Input data:
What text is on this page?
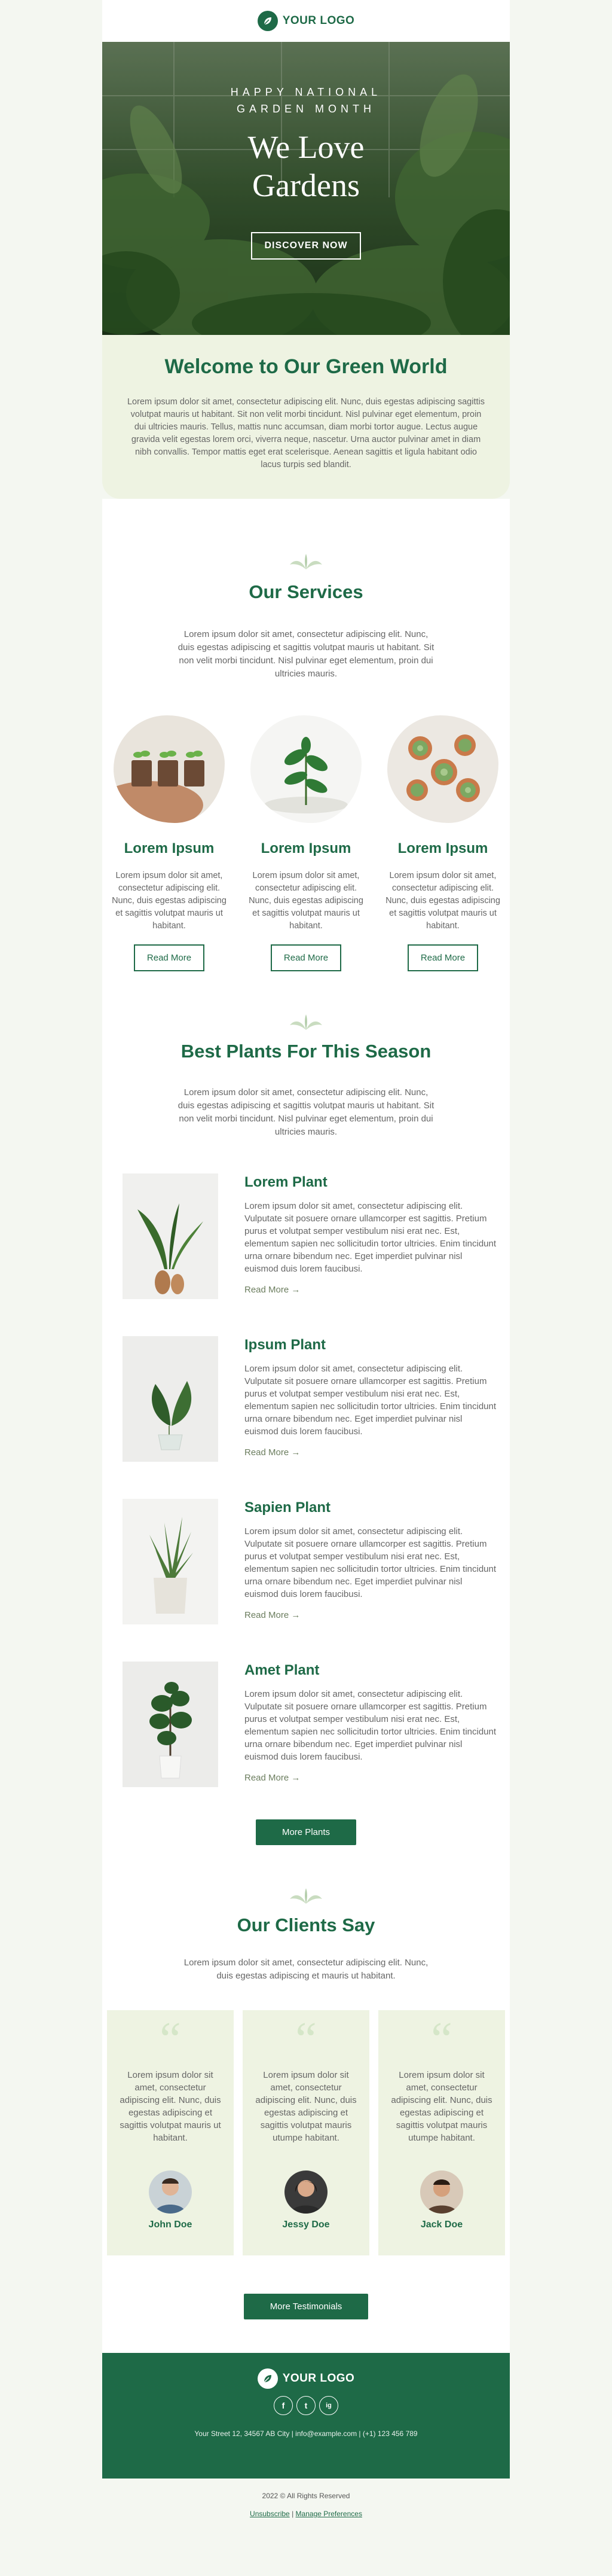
YOUR LOGO
HAPPY NATIONAL GARDEN MONTH
We Love Gardens
DISCOVER NOW
Welcome to Our Green World

Lorem ipsum dolor sit amet, consectetur adipiscing elit. Nunc, duis egestas adipiscing sagittis volutpat mauris ut habitant. Sit non velit morbi tincidunt. Nisl pulvinar eget elementum, proin dui ultricies mauris. Tellus, mattis nunc accumsan, diam morbi tortor augue. Lectus augue gravida velit egestas lorem orci, viverra neque, nascetur. Urna auctor pulvinar amet in diam nibh convallis. Tempor mattis eget erat scelerisque. Aenean sagittis et ligula habitant odio lacus turpis sed blandit.

Our Services

Lorem ipsum dolor sit amet, consectetur adipiscing elit. Nunc, duis egestas adipiscing et sagittis volutpat mauris ut habitant. Sit non velit morbi tincidunt. Nisl pulvinar eget elementum, proin dui ultricies mauris.

Lorem Ipsum

Lorem ipsum dolor sit amet, consectetur adipiscing elit. Nunc, duis egestas adipiscing et sagittis volutpat mauris ut habitant.

Read More
Lorem Ipsum

Lorem ipsum dolor sit amet, consectetur adipiscing elit. Nunc, duis egestas adipiscing et sagittis volutpat mauris ut habitant.

Read More
Lorem Ipsum

Lorem ipsum dolor sit amet, consectetur adipiscing elit. Nunc, duis egestas adipiscing et sagittis volutpat mauris ut habitant.

Read More
Best Plants For This Season

Lorem ipsum dolor sit amet, consectetur adipiscing elit. Nunc, duis egestas adipiscing et sagittis volutpat mauris ut habitant. Sit non velit morbi tincidunt. Nisl pulvinar eget elementum, proin dui ultricies mauris.

Lorem Plant

Lorem ipsum dolor sit amet, consectetur adipiscing elit. Vulputate sit posuere ornare ullamcorper est sagittis. Pretium purus et volutpat semper vestibulum nisi erat nec. Est, elementum sapien nec sollicitudin tortor ultricies. Enim tincidunt urna ornare bibendum nec. Eget imperdiet pulvinar nisl euismod duis lorem faucibusi.

Read More →
Ipsum Plant

Lorem ipsum dolor sit amet, consectetur adipiscing elit. Vulputate sit posuere ornare ullamcorper est sagittis. Pretium purus et volutpat semper vestibulum nisi erat nec. Est, elementum sapien nec sollicitudin tortor ultricies. Enim tincidunt urna ornare bibendum nec. Eget imperdiet pulvinar nisl euismod duis lorem faucibusi.

Read More →
Sapien Plant

Lorem ipsum dolor sit amet, consectetur adipiscing elit. Vulputate sit posuere ornare ullamcorper est sagittis. Pretium purus et volutpat semper vestibulum nisi erat nec. Est, elementum sapien nec sollicitudin tortor ultricies. Enim tincidunt urna ornare bibendum nec. Eget imperdiet pulvinar nisl euismod duis lorem faucibusi.

Read More →
Amet Plant

Lorem ipsum dolor sit amet, consectetur adipiscing elit. Vulputate sit posuere ornare ullamcorper est sagittis. Pretium purus et volutpat semper vestibulum nisi erat nec. Est, elementum sapien nec sollicitudin tortor ultricies. Enim tincidunt urna ornare bibendum nec. Eget imperdiet pulvinar nisl euismod duis lorem faucibusi.

Read More →
More Plants
Our Clients Say

Lorem ipsum dolor sit amet, consectetur adipiscing elit. Nunc, duis egestas adipiscing et mauris ut habitant.

“

Lorem ipsum dolor sit amet, consectetur adipiscing elit. Nunc, duis egestas adipiscing et sagittis volutpat mauris ut habitant.

John Doe
“

Lorem ipsum dolor sit amet, consectetur adipiscing elit. Nunc, duis egestas adipiscing et sagittis volutpat mauris utumpe habitant.

Jessy Doe
“

Lorem ipsum dolor sit amet, consectetur adipiscing elit. Nunc, duis egestas adipiscing et sagittis volutpat mauris utumpe habitant.

Jack Doe
More Testimonials
YOUR LOGO
f	t	ig
Your Street 12, 34567 AB City | info@example.com | (+1) 123 456 789
2022 © All Rights Reserved
Unsubscribe | Manage Preferences
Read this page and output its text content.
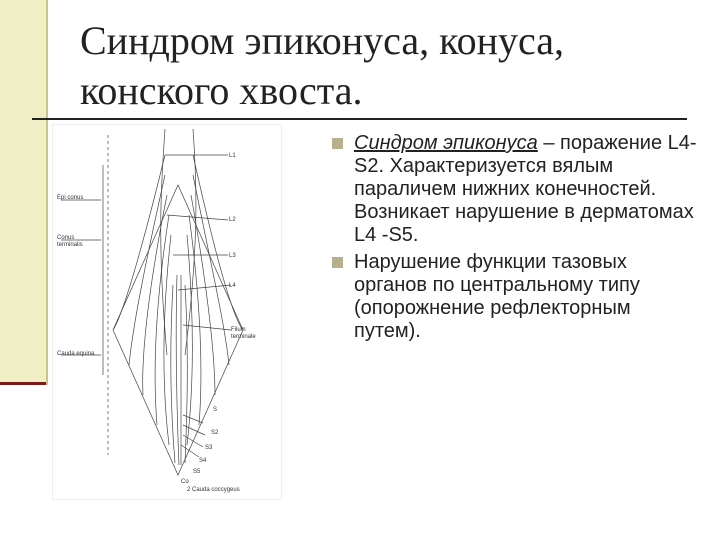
Синдром эпиконуса, конуса,
конского хвоста.
Epi conus
Conus terminalis
Cauda equina
L1
L2
L3
L4
Filum terminale
S
S2
S3
S4
S5
Co
2 Cauda coccygeus
Синдром эпиконуса – поражение L4-S2. Характеризуется вялым параличем нижних конечностей. Возникает нарушение в дерматомах L4 -S5.
Нарушение функции тазовых органов по центральному типу (опорожнение рефлекторным путем).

What to work on: Your task is to retype all the entries exactly and leave out any pictures.

Problem solution:
What text is on this page?
YOUR LOGO
HAPPY NATIONAL GARDEN MONTH
We Love Gardens
DISCOVER NOW
Welcome to Our Green World

Lorem ipsum dolor sit amet, consectetur adipiscing elit. Nunc, duis egestas adipiscing sagittis volutpat mauris ut habitant. Sit non velit morbi tincidunt. Nisl pulvinar eget elementum, proin dui ultricies mauris. Tellus, mattis nunc accumsan, diam morbi tortor augue. Lectus augue gravida velit egestas lorem orci, viverra neque, nascetur. Urna auctor pulvinar amet in diam nibh convallis. Tempor mattis eget erat scelerisque. Aenean sagittis et ligula habitant odio lacus turpis sed blandit.

Our Services

Lorem ipsum dolor sit amet, consectetur adipiscing elit. Nunc, duis egestas adipiscing et sagittis volutpat mauris ut habitant. Sit non velit morbi tincidunt. Nisl pulvinar eget elementum, proin dui ultricies mauris.

Lorem Ipsum

Lorem ipsum dolor sit amet, consectetur adipiscing elit. Nunc, duis egestas adipiscing et sagittis volutpat mauris ut habitant.

Read More
Lorem Ipsum

Lorem ipsum dolor sit amet, consectetur adipiscing elit. Nunc, duis egestas adipiscing et sagittis volutpat mauris ut habitant.

Read More
Lorem Ipsum

Lorem ipsum dolor sit amet, consectetur adipiscing elit. Nunc, duis egestas adipiscing et sagittis volutpat mauris ut habitant.

Read More
Best Plants For This Season

Lorem ipsum dolor sit amet, consectetur adipiscing elit. Nunc, duis egestas adipiscing et sagittis volutpat mauris ut habitant. Sit non velit morbi tincidunt. Nisl pulvinar eget elementum, proin dui ultricies mauris.

Lorem Plant

Lorem ipsum dolor sit amet, consectetur adipiscing elit. Vulputate sit posuere ornare ullamcorper est sagittis. Pretium purus et volutpat semper vestibulum nisi erat nec. Est, elementum sapien nec sollicitudin tortor ultricies. Enim tincidunt urna ornare bibendum nec. Eget imperdiet pulvinar nisl euismod duis lorem faucibusi.

Read More →
Ipsum Plant

Lorem ipsum dolor sit amet, consectetur adipiscing elit. Vulputate sit posuere ornare ullamcorper est sagittis. Pretium purus et volutpat semper vestibulum nisi erat nec. Est, elementum sapien nec sollicitudin tortor ultricies. Enim tincidunt urna ornare bibendum nec. Eget imperdiet pulvinar nisl euismod duis lorem faucibusi.

Read More →
Sapien Plant

Lorem ipsum dolor sit amet, consectetur adipiscing elit. Vulputate sit posuere ornare ullamcorper est sagittis. Pretium purus et volutpat semper vestibulum nisi erat nec. Est, elementum sapien nec sollicitudin tortor ultricies. Enim tincidunt urna ornare bibendum nec. Eget imperdiet pulvinar nisl euismod duis lorem faucibusi.

Read More →
Amet Plant

Lorem ipsum dolor sit amet, consectetur adipiscing elit. Vulputate sit posuere ornare ullamcorper est sagittis. Pretium purus et volutpat semper vestibulum nisi erat nec. Est, elementum sapien nec sollicitudin tortor ultricies. Enim tincidunt urna ornare bibendum nec. Eget imperdiet pulvinar nisl euismod duis lorem faucibusi.

Read More →
More Plants
Our Clients Say

Lorem ipsum dolor sit amet, consectetur adipiscing elit. Nunc, duis egestas adipiscing et mauris ut habitant.

“

Lorem ipsum dolor sit amet, consectetur adipiscing elit. Nunc, duis egestas adipiscing et sagittis volutpat mauris ut habitant.

John Doe
“

Lorem ipsum dolor sit amet, consectetur adipiscing elit. Nunc, duis egestas adipiscing et sagittis volutpat mauris utumpe habitant.

Jessy Doe
“

Lorem ipsum dolor sit amet, consectetur adipiscing elit. Nunc, duis egestas adipiscing et sagittis volutpat mauris utumpe habitant.

Jack Doe
More Testimonials
YOUR LOGO
f	t	ig
Your Street 12, 34567 AB City | info@example.com | (+1) 123 456 789
2022 © All Rights Reserved
Unsubscribe | Manage Preferences
Read this page and output its text content.
Синдром эпиконуса, конуса,
конского хвоста.
Epi conus
Conus terminalis
Cauda equina
L1
L2
L3
L4
Filum terminale
S
S2
S3
S4
S5
Co
2 Cauda coccygeus
Синдром эпиконуса – поражение L4-S2. Характеризуется вялым параличем нижних конечностей. Возникает нарушение в дерматомах L4 -S5.
Нарушение функции тазовых органов по центральному типу (опорожнение рефлекторным путем).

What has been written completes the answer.